-- Problem statement --
Exact reproduction is required for all entries.

-- Saved entries --
● ● ● ● ●

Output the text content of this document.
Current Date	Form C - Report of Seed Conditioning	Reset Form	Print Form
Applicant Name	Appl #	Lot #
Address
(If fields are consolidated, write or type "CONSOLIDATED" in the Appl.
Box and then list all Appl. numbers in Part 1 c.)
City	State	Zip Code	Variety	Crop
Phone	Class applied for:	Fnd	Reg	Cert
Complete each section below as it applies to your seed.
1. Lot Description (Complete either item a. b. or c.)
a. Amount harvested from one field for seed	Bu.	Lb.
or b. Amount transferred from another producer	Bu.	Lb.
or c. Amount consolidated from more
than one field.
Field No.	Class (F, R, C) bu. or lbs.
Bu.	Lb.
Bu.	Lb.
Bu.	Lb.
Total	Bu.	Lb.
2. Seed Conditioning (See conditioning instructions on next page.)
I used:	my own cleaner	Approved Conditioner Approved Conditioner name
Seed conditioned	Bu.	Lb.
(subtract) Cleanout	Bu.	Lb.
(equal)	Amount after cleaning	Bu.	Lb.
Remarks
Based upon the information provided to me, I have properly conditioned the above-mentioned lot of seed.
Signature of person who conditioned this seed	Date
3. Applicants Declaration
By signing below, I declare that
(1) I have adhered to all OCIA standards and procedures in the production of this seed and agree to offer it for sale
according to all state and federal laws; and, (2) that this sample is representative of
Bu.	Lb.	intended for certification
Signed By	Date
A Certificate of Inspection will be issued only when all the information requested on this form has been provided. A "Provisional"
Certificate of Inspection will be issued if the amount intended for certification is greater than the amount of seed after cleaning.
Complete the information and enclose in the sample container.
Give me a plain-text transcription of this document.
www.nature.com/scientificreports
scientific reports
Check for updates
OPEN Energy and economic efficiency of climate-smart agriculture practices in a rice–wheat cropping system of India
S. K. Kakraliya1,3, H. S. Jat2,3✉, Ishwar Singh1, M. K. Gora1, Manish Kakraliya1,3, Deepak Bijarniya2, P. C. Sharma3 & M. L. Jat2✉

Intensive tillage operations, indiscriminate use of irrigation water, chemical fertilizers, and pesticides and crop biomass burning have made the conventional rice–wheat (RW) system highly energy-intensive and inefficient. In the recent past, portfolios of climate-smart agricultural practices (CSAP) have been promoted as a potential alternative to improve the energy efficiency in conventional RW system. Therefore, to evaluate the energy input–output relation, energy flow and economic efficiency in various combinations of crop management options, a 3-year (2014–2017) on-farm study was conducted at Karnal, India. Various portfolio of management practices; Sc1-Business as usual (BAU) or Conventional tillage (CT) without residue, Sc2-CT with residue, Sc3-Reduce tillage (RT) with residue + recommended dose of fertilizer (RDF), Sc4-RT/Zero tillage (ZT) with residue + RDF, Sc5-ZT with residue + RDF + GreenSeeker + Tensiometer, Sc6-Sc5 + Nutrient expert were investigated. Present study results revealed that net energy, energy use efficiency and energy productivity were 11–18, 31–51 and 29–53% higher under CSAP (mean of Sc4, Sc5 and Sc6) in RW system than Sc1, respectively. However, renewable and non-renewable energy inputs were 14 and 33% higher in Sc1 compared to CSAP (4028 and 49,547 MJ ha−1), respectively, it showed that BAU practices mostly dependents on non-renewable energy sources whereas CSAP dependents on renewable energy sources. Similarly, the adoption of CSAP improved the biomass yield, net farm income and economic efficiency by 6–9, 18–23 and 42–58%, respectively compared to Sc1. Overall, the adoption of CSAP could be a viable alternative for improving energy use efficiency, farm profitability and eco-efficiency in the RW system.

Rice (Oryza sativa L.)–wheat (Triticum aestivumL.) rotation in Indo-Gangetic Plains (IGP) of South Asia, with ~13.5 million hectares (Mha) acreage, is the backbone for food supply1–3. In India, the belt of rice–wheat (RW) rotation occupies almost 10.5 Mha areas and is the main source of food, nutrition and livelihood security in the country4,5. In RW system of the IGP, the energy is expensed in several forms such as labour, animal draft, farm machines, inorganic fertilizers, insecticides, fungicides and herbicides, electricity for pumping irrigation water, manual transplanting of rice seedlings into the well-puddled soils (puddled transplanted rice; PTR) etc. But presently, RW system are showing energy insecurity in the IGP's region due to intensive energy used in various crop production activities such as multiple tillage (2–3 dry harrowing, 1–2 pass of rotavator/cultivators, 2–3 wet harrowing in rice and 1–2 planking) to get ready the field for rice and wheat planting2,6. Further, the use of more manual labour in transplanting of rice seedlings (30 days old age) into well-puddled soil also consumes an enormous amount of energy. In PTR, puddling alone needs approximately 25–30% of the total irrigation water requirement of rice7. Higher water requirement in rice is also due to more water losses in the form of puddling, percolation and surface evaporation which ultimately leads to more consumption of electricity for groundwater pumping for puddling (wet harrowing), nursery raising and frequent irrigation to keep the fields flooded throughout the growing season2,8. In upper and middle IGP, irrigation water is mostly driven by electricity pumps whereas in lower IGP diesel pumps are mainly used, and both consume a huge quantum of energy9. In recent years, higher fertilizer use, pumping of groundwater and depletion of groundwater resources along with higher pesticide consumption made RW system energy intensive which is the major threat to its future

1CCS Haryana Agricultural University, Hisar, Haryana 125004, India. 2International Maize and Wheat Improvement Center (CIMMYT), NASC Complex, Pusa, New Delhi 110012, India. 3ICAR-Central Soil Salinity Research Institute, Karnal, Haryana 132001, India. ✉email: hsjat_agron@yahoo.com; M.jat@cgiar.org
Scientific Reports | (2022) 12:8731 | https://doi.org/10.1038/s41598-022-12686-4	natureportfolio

● ● ● ● ●

-- Result of this exercise --
Output the text content of this document.
Current Date	Form C - Report of Seed Conditioning	Reset Form	Print Form
Applicant Name	Appl #	Lot #
Address
(If fields are consolidated, write or type "CONSOLIDATED" in the Appl.
Box and then list all Appl. numbers in Part 1 c.)
City	State	Zip Code	Variety	Crop
Phone	Class applied for:	Fnd	Reg	Cert
Complete each section below as it applies to your seed.
1. Lot Description (Complete either item a. b. or c.)
a. Amount harvested from one field for seed	Bu.	Lb.
or b. Amount transferred from another producer	Bu.	Lb.
or c. Amount consolidated from more
than one field.
Field No.	Class (F, R, C) bu. or lbs.
Bu.	Lb.
Bu.	Lb.
Bu.	Lb.
Total	Bu.	Lb.
2. Seed Conditioning (See conditioning instructions on next page.)
I used:	my own cleaner	Approved Conditioner Approved Conditioner name
Seed conditioned	Bu.	Lb.
(subtract) Cleanout	Bu.	Lb.
(equal)	Amount after cleaning	Bu.	Lb.
Remarks
Based upon the information provided to me, I have properly conditioned the above-mentioned lot of seed.
Signature of person who conditioned this seed	Date
3. Applicants Declaration
By signing below, I declare that
(1) I have adhered to all OCIA standards and procedures in the production of this seed and agree to offer it for sale
according to all state and federal laws; and, (2) that this sample is representative of
Bu.	Lb.	intended for certification
Signed By	Date
A Certificate of Inspection will be issued only when all the information requested on this form has been provided. A "Provisional"
Certificate of Inspection will be issued if the amount intended for certification is greater than the amount of seed after cleaning.
Complete the information and enclose in the sample container.
Give me a plain-text transcription of this document.
www.nature.com/scientificreports
scientific reports
Check for updates
OPEN Energy and economic efficiency of climate-smart agriculture practices in a rice–wheat cropping system of India
S. K. Kakraliya1,3, H. S. Jat2,3✉, Ishwar Singh1, M. K. Gora1, Manish Kakraliya1,3, Deepak Bijarniya2, P. C. Sharma3 & M. L. Jat2✉

Intensive tillage operations, indiscriminate use of irrigation water, chemical fertilizers, and pesticides and crop biomass burning have made the conventional rice–wheat (RW) system highly energy-intensive and inefficient. In the recent past, portfolios of climate-smart agricultural practices (CSAP) have been promoted as a potential alternative to improve the energy efficiency in conventional RW system. Therefore, to evaluate the energy input–output relation, energy flow and economic efficiency in various combinations of crop management options, a 3-year (2014–2017) on-farm study was conducted at Karnal, India. Various portfolio of management practices; Sc1-Business as usual (BAU) or Conventional tillage (CT) without residue, Sc2-CT with residue, Sc3-Reduce tillage (RT) with residue + recommended dose of fertilizer (RDF), Sc4-RT/Zero tillage (ZT) with residue + RDF, Sc5-ZT with residue + RDF + GreenSeeker + Tensiometer, Sc6-Sc5 + Nutrient expert were investigated. Present study results revealed that net energy, energy use efficiency and energy productivity were 11–18, 31–51 and 29–53% higher under CSAP (mean of Sc4, Sc5 and Sc6) in RW system than Sc1, respectively. However, renewable and non-renewable energy inputs were 14 and 33% higher in Sc1 compared to CSAP (4028 and 49,547 MJ ha−1), respectively, it showed that BAU practices mostly dependents on non-renewable energy sources whereas CSAP dependents on renewable energy sources. Similarly, the adoption of CSAP improved the biomass yield, net farm income and economic efficiency by 6–9, 18–23 and 42–58%, respectively compared to Sc1. Overall, the adoption of CSAP could be a viable alternative for improving energy use efficiency, farm profitability and eco-efficiency in the RW system.

Rice (Oryza sativa L.)–wheat (Triticum aestivumL.) rotation in Indo-Gangetic Plains (IGP) of South Asia, with ~13.5 million hectares (Mha) acreage, is the backbone for food supply1–3. In India, the belt of rice–wheat (RW) rotation occupies almost 10.5 Mha areas and is the main source of food, nutrition and livelihood security in the country4,5. In RW system of the IGP, the energy is expensed in several forms such as labour, animal draft, farm machines, inorganic fertilizers, insecticides, fungicides and herbicides, electricity for pumping irrigation water, manual transplanting of rice seedlings into the well-puddled soils (puddled transplanted rice; PTR) etc. But presently, RW system are showing energy insecurity in the IGP's region due to intensive energy used in various crop production activities such as multiple tillage (2–3 dry harrowing, 1–2 pass of rotavator/cultivators, 2–3 wet harrowing in rice and 1–2 planking) to get ready the field for rice and wheat planting2,6. Further, the use of more manual labour in transplanting of rice seedlings (30 days old age) into well-puddled soil also consumes an enormous amount of energy. In PTR, puddling alone needs approximately 25–30% of the total irrigation water requirement of rice7. Higher water requirement in rice is also due to more water losses in the form of puddling, percolation and surface evaporation which ultimately leads to more consumption of electricity for groundwater pumping for puddling (wet harrowing), nursery raising and frequent irrigation to keep the fields flooded throughout the growing season2,8. In upper and middle IGP, irrigation water is mostly driven by electricity pumps whereas in lower IGP diesel pumps are mainly used, and both consume a huge quantum of energy9. In recent years, higher fertilizer use, pumping of groundwater and depletion of groundwater resources along with higher pesticide consumption made RW system energy intensive which is the major threat to its future

1CCS Haryana Agricultural University, Hisar, Haryana 125004, India. 2International Maize and Wheat Improvement Center (CIMMYT), NASC Complex, Pusa, New Delhi 110012, India. 3ICAR-Central Soil Salinity Research Institute, Karnal, Haryana 132001, India. ✉email: hsjat_agron@yahoo.com; M.jat@cgiar.org
Scientific Reports | (2022) 12:8731 | https://doi.org/10.1038/s41598-022-12686-4	natureportfolio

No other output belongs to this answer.